══ Excerpted records ══
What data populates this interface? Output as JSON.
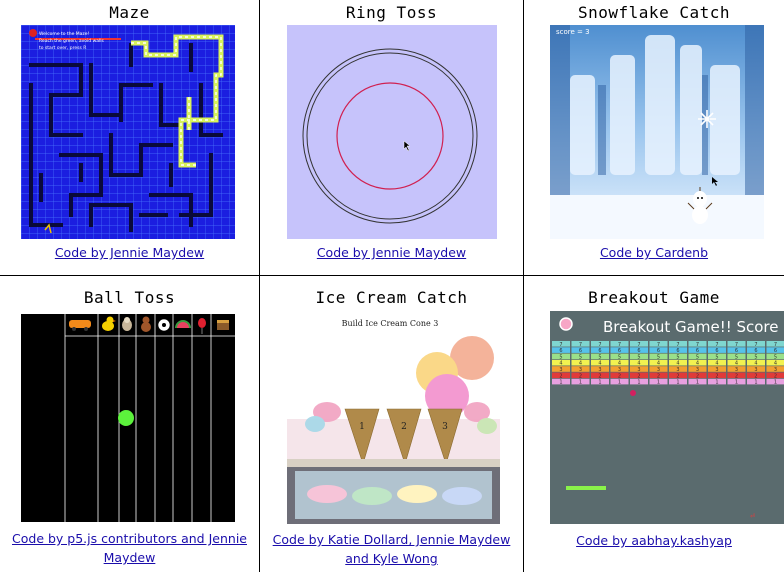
{
  "games": [
    {
      "title": "Maze",
      "credit": "Code by Jennie Maydew",
      "overlay_lines": [
        "Welcome to the Maze!",
        "Reach the green, avoid walls",
        "to start over, press R"
      ]
    },
    {
      "title": "Ring Toss",
      "credit": "Code by Jennie Maydew"
    },
    {
      "title": "Snowflake Catch",
      "credit": "Code by Cardenb",
      "score_text": "score = 3"
    },
    {
      "title": "Ball Toss",
      "credit": "Code by p5.js contributors and Jennie Maydew",
      "icons": [
        "car-icon",
        "duck-icon",
        "dog-icon",
        "teddy-bear-icon",
        "soccer-ball-icon",
        "watermelon-icon",
        "balloon-icon",
        "chest-icon"
      ]
    },
    {
      "title": "Ice Cream Catch",
      "credit": "Code by Katie Dollard, Jennie Maydew and Kyle Wong",
      "heading": "Build Ice Cream Cone 3",
      "cones": [
        "1",
        "2",
        "3"
      ]
    },
    {
      "title": "Breakout Game",
      "credit": "Code by aabhay.kashyap",
      "banner": "Breakout Game!! Score"
    }
  ],
  "colors": {
    "maze_bg": "#1b1ee0",
    "ring_bg": "#c6c3fb",
    "ring_inner": "#d02050",
    "breakout_bg": "#5a6b6e",
    "ball_green": "#5cf23c"
  }
}
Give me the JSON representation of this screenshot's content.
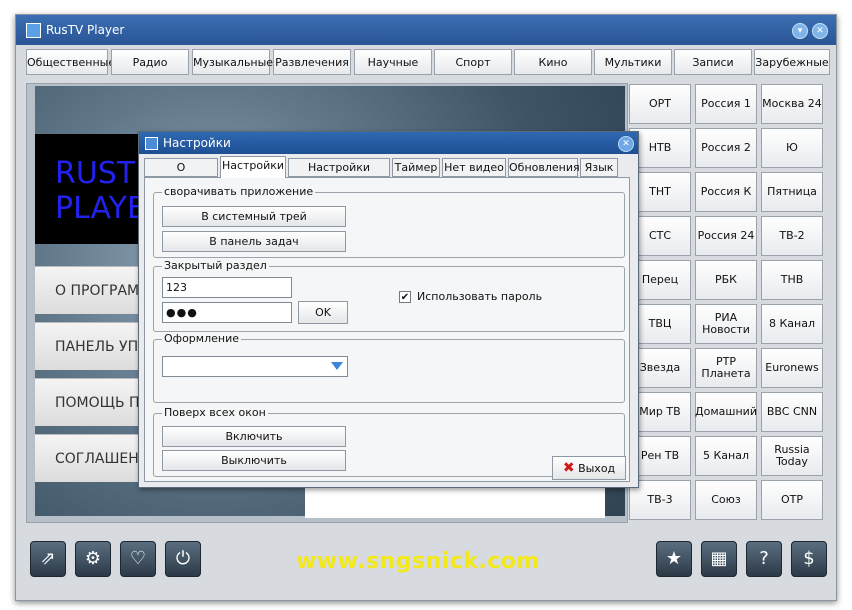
{
  "app": {
    "title": "RusTV Player",
    "watermark": "www.sngsnick.com"
  },
  "categories": [
    "Общественные",
    "Радио",
    "Музыкальные",
    "Развлечения",
    "Научные",
    "Спорт",
    "Кино",
    "Мультики",
    "Записи",
    "Зарубежные"
  ],
  "main": {
    "logo_line1": "RUST",
    "logo_line2": "PLAYE",
    "menu": [
      "О ПРОГРАММ",
      "ПАНЕЛЬ УПР",
      "ПОМОЩЬ ПР",
      "СОГЛАШЕНИ"
    ]
  },
  "channels": [
    "ОРТ",
    "Россия 1",
    "Москва 24",
    "НТВ",
    "Россия 2",
    "Ю",
    "ТНТ",
    "Россия К",
    "Пятница",
    "СТС",
    "Россия 24",
    "ТВ-2",
    "Перец",
    "РБК",
    "ТНВ",
    "ТВЦ",
    "РИА Новости",
    "8 Канал",
    "Звезда",
    "РТР Планета",
    "Euronews",
    "Мир ТВ",
    "Домашний",
    "BBC CNN",
    "Рен ТВ",
    "5 Канал",
    "Russia Today",
    "ТВ-3",
    "Союз",
    "ОТР"
  ],
  "bottom_icons": [
    "external-link-icon",
    "gear-icon",
    "heart-icon",
    "power-icon",
    "star-icon",
    "grid-icon",
    "help-icon",
    "dollar-icon"
  ],
  "dialog": {
    "title": "Настройки",
    "tabs": [
      "О программе",
      "Настройки",
      "Настройки прокси",
      "Таймер",
      "Нет видео",
      "Обновления",
      "Язык"
    ],
    "active_tab": "Настройки",
    "minimize_group": {
      "legend": "сворачивать приложение",
      "tray_button": "В системный трей",
      "taskbar_button": "В панель задач"
    },
    "closed_section": {
      "legend": "Закрытый раздел",
      "code_value": "123",
      "password_value": "●●●",
      "ok_button": "OK",
      "use_password_label": "Использовать пароль",
      "use_password_checked": true
    },
    "appearance": {
      "legend": "Оформление",
      "selected": ""
    },
    "on_top": {
      "legend": "Поверх всех окон",
      "enable_button": "Включить",
      "disable_button": "Выключить"
    },
    "exit_button": "Выход"
  }
}
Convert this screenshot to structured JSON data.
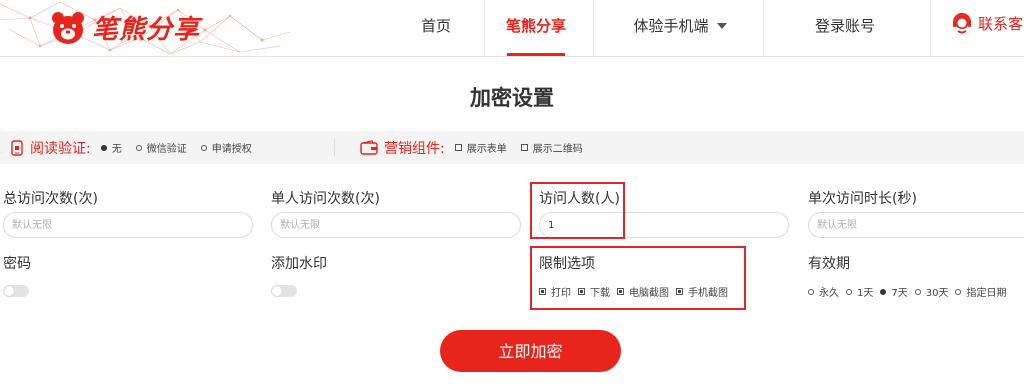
═══
▸ What to do
All the records above need to be given again word for word. Skip the pictures.

▸ Answer to the problem
What data populates this interface? Output as JSON.
{
  "games": [
    {
      "title": "Maze",
      "credit": "Code by Jennie Maydew",
      "overlay_lines": [
        "Welcome to the Maze!",
        "Reach the green, avoid walls",
        "to start over, press R"
      ]
    },
    {
      "title": "Ring Toss",
      "credit": "Code by Jennie Maydew"
    },
    {
      "title": "Snowflake Catch",
      "credit": "Code by Cardenb",
      "score_text": "score = 3"
    },
    {
      "title": "Ball Toss",
      "credit": "Code by p5.js contributors and Jennie Maydew",
      "icons": [
        "car-icon",
        "duck-icon",
        "dog-icon",
        "teddy-bear-icon",
        "soccer-ball-icon",
        "watermelon-icon",
        "balloon-icon",
        "chest-icon"
      ]
    },
    {
      "title": "Ice Cream Catch",
      "credit": "Code by Katie Dollard, Jennie Maydew and Kyle Wong",
      "heading": "Build Ice Cream Cone 3",
      "cones": [
        "1",
        "2",
        "3"
      ]
    },
    {
      "title": "Breakout Game",
      "credit": "Code by aabhay.kashyap",
      "banner": "Breakout Game!! Score"
    }
  ],
  "colors": {
    "maze_bg": "#1b1ee0",
    "ring_bg": "#c6c3fb",
    "ring_inner": "#d02050",
    "breakout_bg": "#5a6b6e",
    "ball_green": "#5cf23c"
  }
}
Give me the JSON representation of this screenshot's content.
{
  "app": {
    "title": "RusTV Player",
    "watermark": "www.sngsnick.com"
  },
  "categories": [
    "Общественные",
    "Радио",
    "Музыкальные",
    "Развлечения",
    "Научные",
    "Спорт",
    "Кино",
    "Мультики",
    "Записи",
    "Зарубежные"
  ],
  "main": {
    "logo_line1": "RUST",
    "logo_line2": "PLAYE",
    "menu": [
      "О ПРОГРАММ",
      "ПАНЕЛЬ УПР",
      "ПОМОЩЬ ПР",
      "СОГЛАШЕНИ"
    ]
  },
  "channels": [
    "ОРТ",
    "Россия 1",
    "Москва 24",
    "НТВ",
    "Россия 2",
    "Ю",
    "ТНТ",
    "Россия К",
    "Пятница",
    "СТС",
    "Россия 24",
    "ТВ-2",
    "Перец",
    "РБК",
    "ТНВ",
    "ТВЦ",
    "РИА Новости",
    "8 Канал",
    "Звезда",
    "РТР Планета",
    "Euronews",
    "Мир ТВ",
    "Домашний",
    "BBC CNN",
    "Рен ТВ",
    "5 Канал",
    "Russia Today",
    "ТВ-3",
    "Союз",
    "ОТР"
  ],
  "bottom_icons": [
    "external-link-icon",
    "gear-icon",
    "heart-icon",
    "power-icon",
    "star-icon",
    "grid-icon",
    "help-icon",
    "dollar-icon"
  ],
  "dialog": {
    "title": "Настройки",
    "tabs": [
      "О программе",
      "Настройки",
      "Настройки прокси",
      "Таймер",
      "Нет видео",
      "Обновления",
      "Язык"
    ],
    "active_tab": "Настройки",
    "minimize_group": {
      "legend": "сворачивать приложение",
      "tray_button": "В системный трей",
      "taskbar_button": "В панель задач"
    },
    "closed_section": {
      "legend": "Закрытый раздел",
      "code_value": "123",
      "password_value": "●●●",
      "ok_button": "OK",
      "use_password_label": "Использовать пароль",
      "use_password_checked": true
    },
    "appearance": {
      "legend": "Оформление",
      "selected": ""
    },
    "on_top": {
      "legend": "Поверх всех окон",
      "enable_button": "Включить",
      "disable_button": "Выключить"
    },
    "exit_button": "Выход"
  }
}
Convert this screenshot to structured JSON data.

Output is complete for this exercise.